*Task instructions:*
A) In the TokenVue breaches documentation, how does the Breaches page group live gateway events?
B) Pick up the TokenVue breaches documentation after its final line and continue it.

*Excerpt to read:*
==========

Skip to main content

Breaches

Breaches in TokenVue show failed or blocked virtual key activity that may need review.

A breach is not always a confirmed data compromise. In TokenVue, it means the gateway detected repeated failures, blocked requests, guardrail triggers, paused-key usage, quota issues, or other enforcement events.

Breaches Overview

What Breaches Show

The Breaches page groups live gateway events by affected virtual key and policy trigger.

You can review:

  • Failed or blocked requests
  • Affected virtual keys
  • Provider and model involved
  • Triggered guardrail
  • Severity level
  • Current status
  • Number of incidents
  • Last seen time
  • Recommended actions

Breach Categories

TokenVue can classify breach groups by trigger type.

CategoryMeaning
KeywordsA configured blocked keyword was detected.
Injection DetectionA prompt or policy bypass attempt was detected.
PII ScrubbingSensitive data exposure was detected.
Toxicity FilterUnsafe or harmful content was detected.
Hard Budget CapA budget, quota, rate, or limit boundary was crossed.
Key Status ControlA paused virtual key was used.
Gateway EnforcementA gateway-level request failure was recorded.

==========

*Source material:*

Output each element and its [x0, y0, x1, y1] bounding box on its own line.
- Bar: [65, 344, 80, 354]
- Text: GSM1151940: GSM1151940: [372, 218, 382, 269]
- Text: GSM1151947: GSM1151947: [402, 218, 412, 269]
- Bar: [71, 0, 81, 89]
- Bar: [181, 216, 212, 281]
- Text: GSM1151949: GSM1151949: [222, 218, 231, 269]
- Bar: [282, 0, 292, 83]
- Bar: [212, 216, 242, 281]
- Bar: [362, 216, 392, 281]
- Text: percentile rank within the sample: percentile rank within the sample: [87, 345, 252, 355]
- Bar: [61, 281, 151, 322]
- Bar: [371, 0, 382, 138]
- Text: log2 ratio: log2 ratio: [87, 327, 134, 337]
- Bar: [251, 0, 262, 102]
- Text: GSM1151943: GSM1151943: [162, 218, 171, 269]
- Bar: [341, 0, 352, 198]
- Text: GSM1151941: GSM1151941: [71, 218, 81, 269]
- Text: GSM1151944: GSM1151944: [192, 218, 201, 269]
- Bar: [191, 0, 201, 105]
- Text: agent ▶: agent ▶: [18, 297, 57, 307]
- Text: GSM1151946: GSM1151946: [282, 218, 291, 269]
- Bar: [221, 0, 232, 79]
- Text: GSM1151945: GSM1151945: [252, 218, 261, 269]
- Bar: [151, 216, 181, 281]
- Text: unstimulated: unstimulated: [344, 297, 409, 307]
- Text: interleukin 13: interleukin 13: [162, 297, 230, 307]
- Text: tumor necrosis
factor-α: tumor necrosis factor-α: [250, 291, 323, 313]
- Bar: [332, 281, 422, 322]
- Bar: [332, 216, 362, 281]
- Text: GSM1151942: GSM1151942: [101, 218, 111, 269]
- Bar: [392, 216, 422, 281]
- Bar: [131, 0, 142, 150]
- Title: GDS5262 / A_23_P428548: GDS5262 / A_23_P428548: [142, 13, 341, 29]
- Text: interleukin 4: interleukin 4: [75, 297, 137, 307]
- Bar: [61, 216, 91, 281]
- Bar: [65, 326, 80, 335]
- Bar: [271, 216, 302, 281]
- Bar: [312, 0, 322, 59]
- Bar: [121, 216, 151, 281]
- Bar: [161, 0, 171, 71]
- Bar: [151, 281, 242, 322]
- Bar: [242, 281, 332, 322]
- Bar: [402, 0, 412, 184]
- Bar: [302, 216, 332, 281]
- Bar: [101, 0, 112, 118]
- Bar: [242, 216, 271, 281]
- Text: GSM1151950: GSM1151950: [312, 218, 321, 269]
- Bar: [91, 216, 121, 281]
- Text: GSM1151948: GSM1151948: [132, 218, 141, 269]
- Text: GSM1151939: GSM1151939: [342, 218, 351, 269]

==========

*Answers to the exercises:*
A) By affected virtual key and policy trigger.

B)
Breach Summary

The top summary cards show:

  • Total Breaches: Total failed or blocked request incidents
  • Critical Alerts: Breach groups that require immediate attention
  • Active Threats: Breach groups seen within the last hour
  • Resolved Cases: Breach groups older than 24 hours

Breach Summary

Severity and Status

Each breach group has a severity and status.

Severity can be:

  • Critical
  • High
  • Medium

Status can be:

  • Active
  • Investigating
  • Resolved

These labels help teams decide which virtual keys need attention first.

Breach Details

Selecting a breach opens a detail view with more context.

The details can include:

  • Risk score
  • Blocked request count
  • Virtual key owner
  • Provider
  • Model
  • Severity
  • Status
  • First seen time
  • Last seen time
  • Source endpoint
  • Trigger pattern
  • Evidence
  • Breach timeline
  • Recommended actions

Breach Details

TokenVue suggests actions based on the detected trigger.

Examples include:

  • Review the related audit logs
  • Keep the triggered guardrail enabled
  • Inspect failed prompts or blocked inputs
  • Confirm the virtual key owner recognizes the traffic
  • Pause or rotate the virtual key if traffic is unauthorized
  • Review budget limits before increasing quotas

Best Practices

  • Review Critical and Active breach groups first.
  • Use Logs to inspect the related request window.
  • Keep guardrails enabled for production virtual keys.
  • Rotate or pause keys when traffic looks unauthorized.
  • Tune keyword lists when expected traffic is blocked.
  • Review repeated budget or quota breaches before raising limits.

In Short

Breaches are the incident review layer of TokenVue.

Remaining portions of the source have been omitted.